What the task asks:
What you return must match the material exactly, with every line present.

+===+

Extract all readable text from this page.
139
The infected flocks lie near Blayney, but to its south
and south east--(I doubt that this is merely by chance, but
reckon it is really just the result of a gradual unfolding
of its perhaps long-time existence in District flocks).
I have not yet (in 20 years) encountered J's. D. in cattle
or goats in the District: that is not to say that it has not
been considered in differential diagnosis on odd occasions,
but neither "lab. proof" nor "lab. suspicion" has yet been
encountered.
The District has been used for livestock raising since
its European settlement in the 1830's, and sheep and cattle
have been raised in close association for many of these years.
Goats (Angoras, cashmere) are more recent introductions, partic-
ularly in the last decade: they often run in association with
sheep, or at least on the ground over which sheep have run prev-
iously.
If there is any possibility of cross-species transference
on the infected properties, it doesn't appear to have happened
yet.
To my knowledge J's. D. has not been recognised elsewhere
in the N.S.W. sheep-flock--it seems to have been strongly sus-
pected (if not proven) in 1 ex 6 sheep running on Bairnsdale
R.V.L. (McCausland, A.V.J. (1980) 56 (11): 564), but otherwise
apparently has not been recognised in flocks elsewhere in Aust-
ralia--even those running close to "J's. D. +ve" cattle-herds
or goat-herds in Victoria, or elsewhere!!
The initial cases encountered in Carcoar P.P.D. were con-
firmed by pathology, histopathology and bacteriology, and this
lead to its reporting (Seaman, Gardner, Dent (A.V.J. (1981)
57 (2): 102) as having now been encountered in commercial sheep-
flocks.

+===+

Answer section:
Extract all readable text from this page.
139
The infected flocks lie near Blayney, but to its south
and south east--(I doubt that this is merely by chance, but
reckon it is really just the result of a gradual unfolding
of its perhaps long-time existence in District flocks).
I have not yet (in 20 years) encountered J's. D. in cattle
or goats in the District: that is not to say that it has not
been considered in differential diagnosis on odd occasions,
but neither "lab. proof" nor "lab. suspicion" has yet been
encountered.
The District has been used for livestock raising since
its European settlement in the 1830's, and sheep and cattle
have been raised in close association for many of these years.
Goats (Angoras, cashmere) are more recent introductions, partic-
ularly in the last decade: they often run in association with
sheep, or at least on the ground over which sheep have run prev-
iously.
If there is any possibility of cross-species transference
on the infected properties, it doesn't appear to have happened
yet.
To my knowledge J's. D. has not been recognised elsewhere
in the N.S.W. sheep-flock--it seems to have been strongly sus-
pected (if not proven) in 1 ex 6 sheep running on Bairnsdale
R.V.L. (McCausland, A.V.J. (1980) 56 (11): 564), but otherwise
apparently has not been recognised in flocks elsewhere in Aust-
ralia--even those running close to "J's. D. +ve" cattle-herds
or goat-herds in Victoria, or elsewhere!!
The initial cases encountered in Carcoar P.P.D. were con-
firmed by pathology, histopathology and bacteriology, and this
lead to its reporting (Seaman, Gardner, Dent (A.V.J. (1981)
57 (2): 102) as having now been encountered in commercial sheep-
flocks.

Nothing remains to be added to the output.